--- Begin DATA IN THIS EXERCISE ---

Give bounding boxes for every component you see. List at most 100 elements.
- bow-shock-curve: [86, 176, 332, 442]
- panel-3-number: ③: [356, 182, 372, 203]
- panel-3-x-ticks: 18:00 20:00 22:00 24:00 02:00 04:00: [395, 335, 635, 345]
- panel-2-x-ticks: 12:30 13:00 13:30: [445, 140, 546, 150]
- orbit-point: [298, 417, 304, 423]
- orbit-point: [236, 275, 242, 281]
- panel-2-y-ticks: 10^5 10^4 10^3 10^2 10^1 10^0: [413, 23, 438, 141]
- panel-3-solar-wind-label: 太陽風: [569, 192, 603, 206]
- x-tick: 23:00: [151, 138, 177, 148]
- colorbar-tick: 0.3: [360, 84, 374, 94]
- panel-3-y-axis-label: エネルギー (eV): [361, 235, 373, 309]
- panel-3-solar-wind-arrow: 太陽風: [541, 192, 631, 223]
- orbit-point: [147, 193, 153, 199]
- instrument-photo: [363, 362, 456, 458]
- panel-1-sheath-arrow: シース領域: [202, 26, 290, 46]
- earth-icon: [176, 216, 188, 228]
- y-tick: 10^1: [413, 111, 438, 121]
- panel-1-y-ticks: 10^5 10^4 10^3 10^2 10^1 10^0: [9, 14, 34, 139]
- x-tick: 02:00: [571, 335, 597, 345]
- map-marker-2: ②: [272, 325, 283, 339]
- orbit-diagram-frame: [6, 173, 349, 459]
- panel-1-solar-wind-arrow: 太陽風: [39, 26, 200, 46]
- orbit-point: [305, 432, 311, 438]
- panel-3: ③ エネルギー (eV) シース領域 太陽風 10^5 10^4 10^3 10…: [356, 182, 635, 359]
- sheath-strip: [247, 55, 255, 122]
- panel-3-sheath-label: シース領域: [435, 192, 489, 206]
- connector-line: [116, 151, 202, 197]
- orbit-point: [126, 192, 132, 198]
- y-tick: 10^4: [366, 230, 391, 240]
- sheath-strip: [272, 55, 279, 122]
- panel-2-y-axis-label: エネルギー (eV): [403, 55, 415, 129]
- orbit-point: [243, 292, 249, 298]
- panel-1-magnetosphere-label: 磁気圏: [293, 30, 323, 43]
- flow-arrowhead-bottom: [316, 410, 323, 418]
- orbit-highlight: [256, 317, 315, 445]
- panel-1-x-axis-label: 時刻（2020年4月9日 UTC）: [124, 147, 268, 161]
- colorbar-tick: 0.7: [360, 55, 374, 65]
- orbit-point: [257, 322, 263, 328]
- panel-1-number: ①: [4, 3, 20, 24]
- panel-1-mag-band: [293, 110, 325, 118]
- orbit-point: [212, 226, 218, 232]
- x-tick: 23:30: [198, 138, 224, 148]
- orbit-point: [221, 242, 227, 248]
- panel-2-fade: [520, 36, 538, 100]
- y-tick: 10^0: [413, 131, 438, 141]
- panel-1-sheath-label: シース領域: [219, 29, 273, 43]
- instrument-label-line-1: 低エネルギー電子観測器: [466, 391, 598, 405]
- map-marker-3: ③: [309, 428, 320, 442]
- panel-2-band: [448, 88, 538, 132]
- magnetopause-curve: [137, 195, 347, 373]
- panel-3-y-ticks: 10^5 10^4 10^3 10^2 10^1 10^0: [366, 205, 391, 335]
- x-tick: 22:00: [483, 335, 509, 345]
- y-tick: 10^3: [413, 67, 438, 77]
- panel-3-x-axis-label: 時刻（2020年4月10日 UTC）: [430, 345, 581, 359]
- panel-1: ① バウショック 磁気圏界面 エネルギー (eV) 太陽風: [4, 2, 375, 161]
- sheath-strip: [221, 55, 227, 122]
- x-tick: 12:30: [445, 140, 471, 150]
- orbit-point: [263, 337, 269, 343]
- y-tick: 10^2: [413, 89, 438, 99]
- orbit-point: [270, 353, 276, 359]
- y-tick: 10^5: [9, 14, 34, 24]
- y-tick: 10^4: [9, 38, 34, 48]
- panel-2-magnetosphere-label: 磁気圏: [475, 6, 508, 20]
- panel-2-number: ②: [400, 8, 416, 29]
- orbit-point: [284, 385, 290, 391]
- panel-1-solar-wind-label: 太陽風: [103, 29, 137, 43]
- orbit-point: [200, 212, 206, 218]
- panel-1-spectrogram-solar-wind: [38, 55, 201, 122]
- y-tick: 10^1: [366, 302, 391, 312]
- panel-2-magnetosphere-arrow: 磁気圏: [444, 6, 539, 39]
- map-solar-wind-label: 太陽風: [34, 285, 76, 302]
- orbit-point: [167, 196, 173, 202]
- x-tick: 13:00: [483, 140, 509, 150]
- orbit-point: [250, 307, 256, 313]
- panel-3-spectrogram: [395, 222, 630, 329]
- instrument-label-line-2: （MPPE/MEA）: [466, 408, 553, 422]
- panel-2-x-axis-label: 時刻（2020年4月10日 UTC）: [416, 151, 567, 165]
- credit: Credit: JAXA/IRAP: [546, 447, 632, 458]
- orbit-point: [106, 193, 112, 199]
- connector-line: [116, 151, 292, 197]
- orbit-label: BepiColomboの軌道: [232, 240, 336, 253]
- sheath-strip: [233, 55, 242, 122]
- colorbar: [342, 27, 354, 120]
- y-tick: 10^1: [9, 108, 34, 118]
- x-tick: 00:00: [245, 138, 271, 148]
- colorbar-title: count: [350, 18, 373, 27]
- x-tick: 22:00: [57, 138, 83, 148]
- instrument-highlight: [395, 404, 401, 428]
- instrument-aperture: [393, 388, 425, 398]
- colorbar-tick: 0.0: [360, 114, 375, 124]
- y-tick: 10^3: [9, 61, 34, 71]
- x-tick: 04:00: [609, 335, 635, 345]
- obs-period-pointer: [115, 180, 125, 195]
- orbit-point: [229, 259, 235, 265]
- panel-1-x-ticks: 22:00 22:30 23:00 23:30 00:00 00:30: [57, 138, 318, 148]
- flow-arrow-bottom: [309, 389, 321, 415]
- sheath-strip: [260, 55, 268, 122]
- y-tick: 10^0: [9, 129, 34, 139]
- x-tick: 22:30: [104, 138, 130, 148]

--- End DATA IN THIS EXERCISE ---

**WHAT IS NEEDED:** Update the lines above by replacing each "orbit-point" with "trajectory-point". Leave everything else unchanged.

**FULL ANSWER:**
Give bounding boxes for every component you see. List at most 100 elements.
- bow-shock-curve: [86, 176, 332, 442]
- panel-3-number: ③: [356, 182, 372, 203]
- panel-3-x-ticks: 18:00 20:00 22:00 24:00 02:00 04:00: [395, 335, 635, 345]
- panel-2-x-ticks: 12:30 13:00 13:30: [445, 140, 546, 150]
- trajectory-point: [298, 417, 304, 423]
- trajectory-point: [236, 275, 242, 281]
- panel-2-y-ticks: 10^5 10^4 10^3 10^2 10^1 10^0: [413, 23, 438, 141]
- panel-3-solar-wind-label: 太陽風: [569, 192, 603, 206]
- x-tick: 23:00: [151, 138, 177, 148]
- colorbar-tick: 0.3: [360, 84, 374, 94]
- panel-3-y-axis-label: エネルギー (eV): [361, 235, 373, 309]
- panel-3-solar-wind-arrow: 太陽風: [541, 192, 631, 223]
- trajectory-point: [147, 193, 153, 199]
- instrument-photo: [363, 362, 456, 458]
- panel-1-sheath-arrow: シース領域: [202, 26, 290, 46]
- earth-icon: [176, 216, 188, 228]
- y-tick: 10^1: [413, 111, 438, 121]
- panel-1-y-ticks: 10^5 10^4 10^3 10^2 10^1 10^0: [9, 14, 34, 139]
- x-tick: 02:00: [571, 335, 597, 345]
- map-marker-2: ②: [272, 325, 283, 339]
- orbit-diagram-frame: [6, 173, 349, 459]
- panel-1-solar-wind-arrow: 太陽風: [39, 26, 200, 46]
- trajectory-point: [305, 432, 311, 438]
- panel-3: ③ エネルギー (eV) シース領域 太陽風 10^5 10^4 10^3 10…: [356, 182, 635, 359]
- sheath-strip: [247, 55, 255, 122]
- panel-3-sheath-label: シース領域: [435, 192, 489, 206]
- connector-line: [116, 151, 202, 197]
- trajectory-point: [126, 192, 132, 198]
- y-tick: 10^4: [366, 230, 391, 240]
- sheath-strip: [272, 55, 279, 122]
- panel-2-y-axis-label: エネルギー (eV): [403, 55, 415, 129]
- trajectory-point: [243, 292, 249, 298]
- panel-1-magnetosphere-label: 磁気圏: [293, 30, 323, 43]
- flow-arrowhead-bottom: [316, 410, 323, 418]
- orbit-highlight: [256, 317, 315, 445]
- panel-1-x-axis-label: 時刻（2020年4月9日 UTC）: [124, 147, 268, 161]
- colorbar-tick: 0.7: [360, 55, 374, 65]
- trajectory-point: [257, 322, 263, 328]
- panel-1-number: ①: [4, 3, 20, 24]
- panel-1-mag-band: [293, 110, 325, 118]
- trajectory-point: [212, 226, 218, 232]
- x-tick: 23:30: [198, 138, 224, 148]
- trajectory-point: [221, 242, 227, 248]
- panel-2-fade: [520, 36, 538, 100]
- y-tick: 10^0: [413, 131, 438, 141]
- panel-1-sheath-label: シース領域: [219, 29, 273, 43]
- instrument-label-line-1: 低エネルギー電子観測器: [466, 391, 598, 405]
- map-marker-3: ③: [309, 428, 320, 442]
- panel-2-band: [448, 88, 538, 132]
- magnetopause-curve: [137, 195, 347, 373]
- panel-3-y-ticks: 10^5 10^4 10^3 10^2 10^1 10^0: [366, 205, 391, 335]
- x-tick: 22:00: [483, 335, 509, 345]
- y-tick: 10^3: [413, 67, 438, 77]
- panel-3-x-axis-label: 時刻（2020年4月10日 UTC）: [430, 345, 581, 359]
- panel-1: ① バウショック 磁気圏界面 エネルギー (eV) 太陽風: [4, 2, 375, 161]
- sheath-strip: [221, 55, 227, 122]
- x-tick: 12:30: [445, 140, 471, 150]
- trajectory-point: [263, 337, 269, 343]
- y-tick: 10^2: [413, 89, 438, 99]
- trajectory-point: [270, 353, 276, 359]
- y-tick: 10^5: [9, 14, 34, 24]
- y-tick: 10^4: [9, 38, 34, 48]
- panel-2-magnetosphere-label: 磁気圏: [475, 6, 508, 20]
- panel-2-number: ②: [400, 8, 416, 29]
- trajectory-point: [284, 385, 290, 391]
- panel-1-solar-wind-label: 太陽風: [103, 29, 137, 43]
- trajectory-point: [200, 212, 206, 218]
- panel-1-spectrogram-solar-wind: [38, 55, 201, 122]
- y-tick: 10^1: [366, 302, 391, 312]
- panel-2-magnetosphere-arrow: 磁気圏: [444, 6, 539, 39]
- map-solar-wind-label: 太陽風: [34, 285, 76, 302]
- trajectory-point: [167, 196, 173, 202]
- x-tick: 13:00: [483, 140, 509, 150]
- trajectory-point: [250, 307, 256, 313]
- panel-3-spectrogram: [395, 222, 630, 329]
- instrument-label-line-2: （MPPE/MEA）: [466, 408, 553, 422]
- panel-2-x-axis-label: 時刻（2020年4月10日 UTC）: [416, 151, 567, 165]
- credit: Credit: JAXA/IRAP: [546, 447, 632, 458]
- trajectory-point: [106, 193, 112, 199]
- connector-line: [116, 151, 292, 197]
- orbit-label: BepiColomboの軌道: [232, 240, 336, 253]
- sheath-strip: [233, 55, 242, 122]
- colorbar: [342, 27, 354, 120]
- y-tick: 10^1: [9, 108, 34, 118]
- x-tick: 00:00: [245, 138, 271, 148]
- colorbar-title: count: [350, 18, 373, 27]
- x-tick: 22:00: [57, 138, 83, 148]
- instrument-highlight: [395, 404, 401, 428]
- instrument-aperture: [393, 388, 425, 398]
- colorbar-tick: 0.0: [360, 114, 375, 124]
- y-tick: 10^3: [9, 61, 34, 71]
- x-tick: 04:00: [609, 335, 635, 345]
- obs-period-pointer: [115, 180, 125, 195]
- trajectory-point: [229, 259, 235, 265]
- panel-1-x-ticks: 22:00 22:30 23:00 23:30 00:00 00:30: [57, 138, 318, 148]
- flow-arrow-bottom: [309, 389, 321, 415]
- sheath-strip: [260, 55, 268, 122]
- y-tick: 10^0: [9, 129, 34, 139]
- x-tick: 22:30: [104, 138, 130, 148]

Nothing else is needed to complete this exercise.